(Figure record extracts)
# # # # #

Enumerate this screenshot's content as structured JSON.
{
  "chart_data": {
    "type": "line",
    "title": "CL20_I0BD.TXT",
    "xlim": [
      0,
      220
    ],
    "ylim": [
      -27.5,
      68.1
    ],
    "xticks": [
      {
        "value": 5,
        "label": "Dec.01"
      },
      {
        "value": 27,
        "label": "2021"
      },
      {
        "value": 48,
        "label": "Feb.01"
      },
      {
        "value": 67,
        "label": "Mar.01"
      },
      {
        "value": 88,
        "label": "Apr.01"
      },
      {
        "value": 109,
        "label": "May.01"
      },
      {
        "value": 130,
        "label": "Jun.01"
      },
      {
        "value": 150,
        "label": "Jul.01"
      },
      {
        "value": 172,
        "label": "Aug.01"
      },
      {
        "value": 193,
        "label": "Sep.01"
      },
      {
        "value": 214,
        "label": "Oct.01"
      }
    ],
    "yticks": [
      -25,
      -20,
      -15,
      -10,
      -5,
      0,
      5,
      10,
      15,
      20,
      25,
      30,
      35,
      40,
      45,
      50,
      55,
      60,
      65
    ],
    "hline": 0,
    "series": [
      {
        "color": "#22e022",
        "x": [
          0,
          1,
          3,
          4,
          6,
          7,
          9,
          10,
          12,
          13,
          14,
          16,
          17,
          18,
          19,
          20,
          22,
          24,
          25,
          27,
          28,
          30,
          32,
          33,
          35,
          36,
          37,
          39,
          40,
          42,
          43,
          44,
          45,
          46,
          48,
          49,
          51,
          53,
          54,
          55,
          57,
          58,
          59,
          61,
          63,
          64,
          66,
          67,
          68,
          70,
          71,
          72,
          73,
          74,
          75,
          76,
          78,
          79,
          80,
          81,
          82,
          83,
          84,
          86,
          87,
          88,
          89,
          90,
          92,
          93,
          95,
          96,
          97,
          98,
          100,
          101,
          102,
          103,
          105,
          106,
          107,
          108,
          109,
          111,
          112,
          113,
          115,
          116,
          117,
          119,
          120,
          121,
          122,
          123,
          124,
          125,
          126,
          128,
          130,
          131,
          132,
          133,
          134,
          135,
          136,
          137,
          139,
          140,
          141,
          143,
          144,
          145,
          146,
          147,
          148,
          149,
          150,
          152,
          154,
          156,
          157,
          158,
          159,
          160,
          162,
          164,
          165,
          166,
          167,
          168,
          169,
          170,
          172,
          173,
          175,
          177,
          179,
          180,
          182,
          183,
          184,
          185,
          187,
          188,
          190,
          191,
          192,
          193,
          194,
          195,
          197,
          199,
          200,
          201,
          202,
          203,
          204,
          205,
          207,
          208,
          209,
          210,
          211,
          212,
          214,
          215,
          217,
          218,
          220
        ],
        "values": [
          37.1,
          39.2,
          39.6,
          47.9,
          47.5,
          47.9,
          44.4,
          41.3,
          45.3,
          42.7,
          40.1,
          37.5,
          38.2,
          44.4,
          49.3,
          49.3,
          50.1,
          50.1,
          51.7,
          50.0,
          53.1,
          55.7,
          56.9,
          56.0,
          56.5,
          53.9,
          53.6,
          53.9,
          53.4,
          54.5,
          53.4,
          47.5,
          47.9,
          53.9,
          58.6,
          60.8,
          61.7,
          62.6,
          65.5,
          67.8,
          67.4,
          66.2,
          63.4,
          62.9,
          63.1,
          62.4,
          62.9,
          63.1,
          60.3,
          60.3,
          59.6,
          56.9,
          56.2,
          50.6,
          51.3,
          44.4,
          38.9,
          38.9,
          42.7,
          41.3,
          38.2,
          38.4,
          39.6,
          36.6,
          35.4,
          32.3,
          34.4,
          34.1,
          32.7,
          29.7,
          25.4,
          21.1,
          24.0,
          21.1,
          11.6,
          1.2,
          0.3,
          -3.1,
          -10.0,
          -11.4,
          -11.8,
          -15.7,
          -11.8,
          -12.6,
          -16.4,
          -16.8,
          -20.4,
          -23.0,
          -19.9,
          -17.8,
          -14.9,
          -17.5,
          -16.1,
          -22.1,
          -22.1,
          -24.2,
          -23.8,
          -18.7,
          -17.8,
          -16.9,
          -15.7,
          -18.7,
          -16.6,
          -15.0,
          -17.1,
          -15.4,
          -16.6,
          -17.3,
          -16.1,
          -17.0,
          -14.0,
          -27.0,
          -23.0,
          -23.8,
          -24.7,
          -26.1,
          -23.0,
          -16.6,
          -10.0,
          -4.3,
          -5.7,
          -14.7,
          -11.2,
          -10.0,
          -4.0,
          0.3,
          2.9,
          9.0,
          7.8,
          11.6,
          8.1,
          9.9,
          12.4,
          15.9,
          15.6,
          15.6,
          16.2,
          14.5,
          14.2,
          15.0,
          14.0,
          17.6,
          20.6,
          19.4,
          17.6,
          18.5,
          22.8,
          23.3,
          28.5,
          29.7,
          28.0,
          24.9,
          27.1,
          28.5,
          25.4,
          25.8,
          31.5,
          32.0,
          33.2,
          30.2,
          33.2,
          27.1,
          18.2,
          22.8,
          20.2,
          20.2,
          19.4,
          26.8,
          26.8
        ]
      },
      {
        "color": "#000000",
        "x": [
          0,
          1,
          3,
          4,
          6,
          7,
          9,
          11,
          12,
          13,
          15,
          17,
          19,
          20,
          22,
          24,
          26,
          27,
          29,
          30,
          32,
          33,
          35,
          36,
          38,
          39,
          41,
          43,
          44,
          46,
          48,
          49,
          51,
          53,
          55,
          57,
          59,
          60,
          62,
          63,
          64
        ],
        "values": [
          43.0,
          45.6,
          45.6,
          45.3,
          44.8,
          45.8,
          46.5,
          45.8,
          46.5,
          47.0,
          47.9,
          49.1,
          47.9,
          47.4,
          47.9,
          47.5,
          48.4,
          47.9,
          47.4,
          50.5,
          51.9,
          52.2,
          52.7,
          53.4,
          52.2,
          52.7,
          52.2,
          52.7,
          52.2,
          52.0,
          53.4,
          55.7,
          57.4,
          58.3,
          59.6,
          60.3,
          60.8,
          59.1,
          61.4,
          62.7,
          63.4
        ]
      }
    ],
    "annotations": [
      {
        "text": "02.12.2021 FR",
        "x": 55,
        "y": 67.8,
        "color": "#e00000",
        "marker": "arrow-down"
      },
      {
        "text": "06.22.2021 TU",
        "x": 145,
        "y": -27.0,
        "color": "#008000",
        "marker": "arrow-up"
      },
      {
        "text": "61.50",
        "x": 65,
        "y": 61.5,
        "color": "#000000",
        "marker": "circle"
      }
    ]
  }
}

# # # # #

* _GOAL_
Of the lines above, how many contain the word "color"? Provide the number and nothing else.

* _RESPONSE_
5